• Problem:
Scan the lines below for the string "this" and report how many lines contain it, giving only the number.

— START OF Input material —

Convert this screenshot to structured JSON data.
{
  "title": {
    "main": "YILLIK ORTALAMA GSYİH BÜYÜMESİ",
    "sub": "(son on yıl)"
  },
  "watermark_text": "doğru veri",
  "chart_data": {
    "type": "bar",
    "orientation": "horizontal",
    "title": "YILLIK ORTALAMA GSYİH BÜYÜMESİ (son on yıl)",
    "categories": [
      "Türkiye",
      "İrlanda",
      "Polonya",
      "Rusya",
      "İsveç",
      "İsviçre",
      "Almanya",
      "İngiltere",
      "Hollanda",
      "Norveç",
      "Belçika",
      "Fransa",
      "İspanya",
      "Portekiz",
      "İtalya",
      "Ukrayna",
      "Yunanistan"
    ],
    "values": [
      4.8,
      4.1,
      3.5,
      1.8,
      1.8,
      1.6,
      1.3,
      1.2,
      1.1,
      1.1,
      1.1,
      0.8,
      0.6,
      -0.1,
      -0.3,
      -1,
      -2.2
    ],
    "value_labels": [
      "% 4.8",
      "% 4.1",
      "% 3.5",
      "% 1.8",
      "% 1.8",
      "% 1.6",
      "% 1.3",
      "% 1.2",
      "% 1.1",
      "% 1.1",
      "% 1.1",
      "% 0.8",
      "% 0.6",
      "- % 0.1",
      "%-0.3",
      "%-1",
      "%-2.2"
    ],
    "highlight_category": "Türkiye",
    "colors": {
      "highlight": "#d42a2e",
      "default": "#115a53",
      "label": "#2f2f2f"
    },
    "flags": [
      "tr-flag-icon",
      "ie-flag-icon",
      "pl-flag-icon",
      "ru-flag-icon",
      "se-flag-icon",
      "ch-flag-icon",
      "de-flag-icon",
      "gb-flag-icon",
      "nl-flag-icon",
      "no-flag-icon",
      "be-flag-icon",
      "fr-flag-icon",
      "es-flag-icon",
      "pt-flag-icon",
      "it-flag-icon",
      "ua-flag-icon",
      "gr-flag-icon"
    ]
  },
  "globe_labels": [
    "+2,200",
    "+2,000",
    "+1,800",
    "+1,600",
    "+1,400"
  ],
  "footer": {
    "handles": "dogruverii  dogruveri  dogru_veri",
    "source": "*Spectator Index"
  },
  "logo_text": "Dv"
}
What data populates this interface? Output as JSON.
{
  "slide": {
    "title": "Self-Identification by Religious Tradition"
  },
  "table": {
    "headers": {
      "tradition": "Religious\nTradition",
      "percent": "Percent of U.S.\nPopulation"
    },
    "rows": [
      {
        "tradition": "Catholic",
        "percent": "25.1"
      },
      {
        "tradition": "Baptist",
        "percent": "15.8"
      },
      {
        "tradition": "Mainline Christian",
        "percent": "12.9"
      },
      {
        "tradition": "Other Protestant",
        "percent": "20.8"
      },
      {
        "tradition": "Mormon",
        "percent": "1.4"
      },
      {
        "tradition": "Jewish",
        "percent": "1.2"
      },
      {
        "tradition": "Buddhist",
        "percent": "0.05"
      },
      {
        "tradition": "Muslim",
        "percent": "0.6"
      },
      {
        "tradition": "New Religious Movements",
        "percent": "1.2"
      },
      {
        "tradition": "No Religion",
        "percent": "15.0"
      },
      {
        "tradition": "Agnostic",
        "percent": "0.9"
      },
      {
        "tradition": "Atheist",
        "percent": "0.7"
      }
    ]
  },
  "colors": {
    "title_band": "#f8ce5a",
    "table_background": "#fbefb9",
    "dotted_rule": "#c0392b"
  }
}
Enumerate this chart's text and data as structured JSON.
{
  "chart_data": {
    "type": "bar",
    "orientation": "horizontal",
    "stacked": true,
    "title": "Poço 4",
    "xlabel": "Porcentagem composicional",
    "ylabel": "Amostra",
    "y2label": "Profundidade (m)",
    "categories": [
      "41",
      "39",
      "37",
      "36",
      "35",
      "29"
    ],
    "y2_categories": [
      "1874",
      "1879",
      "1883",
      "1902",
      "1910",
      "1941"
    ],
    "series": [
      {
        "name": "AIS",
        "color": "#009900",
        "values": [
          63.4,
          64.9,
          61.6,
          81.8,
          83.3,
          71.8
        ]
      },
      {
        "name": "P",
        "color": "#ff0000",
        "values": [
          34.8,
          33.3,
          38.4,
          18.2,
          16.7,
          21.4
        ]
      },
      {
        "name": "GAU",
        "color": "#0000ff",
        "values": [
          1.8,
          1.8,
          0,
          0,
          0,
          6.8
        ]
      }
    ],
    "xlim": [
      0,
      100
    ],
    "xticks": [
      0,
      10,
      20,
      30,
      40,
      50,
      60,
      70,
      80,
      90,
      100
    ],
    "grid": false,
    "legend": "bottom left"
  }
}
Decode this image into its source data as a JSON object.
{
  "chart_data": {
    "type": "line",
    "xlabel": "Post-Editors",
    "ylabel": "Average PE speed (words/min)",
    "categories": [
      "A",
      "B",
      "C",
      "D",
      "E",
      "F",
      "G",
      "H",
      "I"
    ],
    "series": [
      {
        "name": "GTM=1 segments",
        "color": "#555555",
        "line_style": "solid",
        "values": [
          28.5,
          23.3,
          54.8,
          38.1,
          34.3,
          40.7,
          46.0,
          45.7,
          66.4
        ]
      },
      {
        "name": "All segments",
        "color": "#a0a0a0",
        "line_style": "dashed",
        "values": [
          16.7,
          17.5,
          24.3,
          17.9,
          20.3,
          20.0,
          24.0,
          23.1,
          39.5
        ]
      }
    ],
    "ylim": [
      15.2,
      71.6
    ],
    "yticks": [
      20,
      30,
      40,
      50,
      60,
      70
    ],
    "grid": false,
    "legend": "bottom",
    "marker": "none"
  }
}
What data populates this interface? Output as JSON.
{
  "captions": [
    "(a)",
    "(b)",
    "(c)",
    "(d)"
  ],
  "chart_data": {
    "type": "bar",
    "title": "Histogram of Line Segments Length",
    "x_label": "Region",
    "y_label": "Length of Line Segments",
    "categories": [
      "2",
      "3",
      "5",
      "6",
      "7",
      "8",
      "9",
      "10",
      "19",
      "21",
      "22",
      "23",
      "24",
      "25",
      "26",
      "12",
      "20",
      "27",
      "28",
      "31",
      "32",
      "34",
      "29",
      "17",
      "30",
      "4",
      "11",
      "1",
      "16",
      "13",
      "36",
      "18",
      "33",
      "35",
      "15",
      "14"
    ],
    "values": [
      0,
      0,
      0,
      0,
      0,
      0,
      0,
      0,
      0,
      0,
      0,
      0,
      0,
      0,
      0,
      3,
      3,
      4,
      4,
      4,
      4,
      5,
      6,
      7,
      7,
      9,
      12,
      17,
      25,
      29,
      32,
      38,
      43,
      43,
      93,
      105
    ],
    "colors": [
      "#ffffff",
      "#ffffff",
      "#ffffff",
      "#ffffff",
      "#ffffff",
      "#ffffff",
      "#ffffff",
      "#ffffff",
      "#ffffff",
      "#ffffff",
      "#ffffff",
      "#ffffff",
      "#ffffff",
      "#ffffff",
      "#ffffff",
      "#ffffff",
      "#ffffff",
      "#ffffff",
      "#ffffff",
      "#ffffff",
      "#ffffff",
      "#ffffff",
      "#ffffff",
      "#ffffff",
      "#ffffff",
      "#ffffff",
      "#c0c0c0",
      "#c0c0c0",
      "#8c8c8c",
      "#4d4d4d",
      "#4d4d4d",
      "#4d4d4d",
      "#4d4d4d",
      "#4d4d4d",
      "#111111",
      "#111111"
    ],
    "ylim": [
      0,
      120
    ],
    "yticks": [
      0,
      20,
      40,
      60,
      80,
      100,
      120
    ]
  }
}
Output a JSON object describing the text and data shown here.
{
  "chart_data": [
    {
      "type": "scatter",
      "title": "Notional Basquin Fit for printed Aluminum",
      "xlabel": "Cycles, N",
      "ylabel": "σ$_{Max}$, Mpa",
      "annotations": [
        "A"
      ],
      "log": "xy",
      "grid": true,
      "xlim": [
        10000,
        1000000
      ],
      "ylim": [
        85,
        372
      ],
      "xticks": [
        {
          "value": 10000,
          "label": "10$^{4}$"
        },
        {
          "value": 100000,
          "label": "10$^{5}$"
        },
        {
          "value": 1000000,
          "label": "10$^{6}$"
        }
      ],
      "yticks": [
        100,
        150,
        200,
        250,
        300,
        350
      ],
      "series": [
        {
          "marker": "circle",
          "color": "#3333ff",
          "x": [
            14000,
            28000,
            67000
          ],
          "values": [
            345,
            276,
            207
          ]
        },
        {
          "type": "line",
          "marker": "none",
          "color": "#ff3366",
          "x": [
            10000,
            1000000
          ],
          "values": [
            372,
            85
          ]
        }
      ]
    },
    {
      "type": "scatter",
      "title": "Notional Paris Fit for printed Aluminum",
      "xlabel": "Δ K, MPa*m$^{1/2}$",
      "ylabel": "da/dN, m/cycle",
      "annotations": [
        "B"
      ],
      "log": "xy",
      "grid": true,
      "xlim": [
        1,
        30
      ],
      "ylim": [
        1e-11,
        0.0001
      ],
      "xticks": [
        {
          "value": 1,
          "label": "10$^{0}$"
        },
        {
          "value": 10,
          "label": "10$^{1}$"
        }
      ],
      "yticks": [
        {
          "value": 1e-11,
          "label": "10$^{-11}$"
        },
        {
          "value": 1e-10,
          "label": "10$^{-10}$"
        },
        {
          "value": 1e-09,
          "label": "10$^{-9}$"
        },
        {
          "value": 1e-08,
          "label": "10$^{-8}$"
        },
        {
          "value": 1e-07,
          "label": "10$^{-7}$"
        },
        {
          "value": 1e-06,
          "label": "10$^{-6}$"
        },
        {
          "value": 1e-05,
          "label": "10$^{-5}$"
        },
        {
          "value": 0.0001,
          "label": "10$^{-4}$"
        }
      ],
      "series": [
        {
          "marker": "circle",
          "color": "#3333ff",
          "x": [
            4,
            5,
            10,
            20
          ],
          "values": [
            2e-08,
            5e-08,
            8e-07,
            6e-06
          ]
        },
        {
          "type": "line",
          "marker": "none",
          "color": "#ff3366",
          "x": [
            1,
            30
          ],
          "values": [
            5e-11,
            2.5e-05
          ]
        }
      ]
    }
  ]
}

— END OF Input material —

• The answer:
5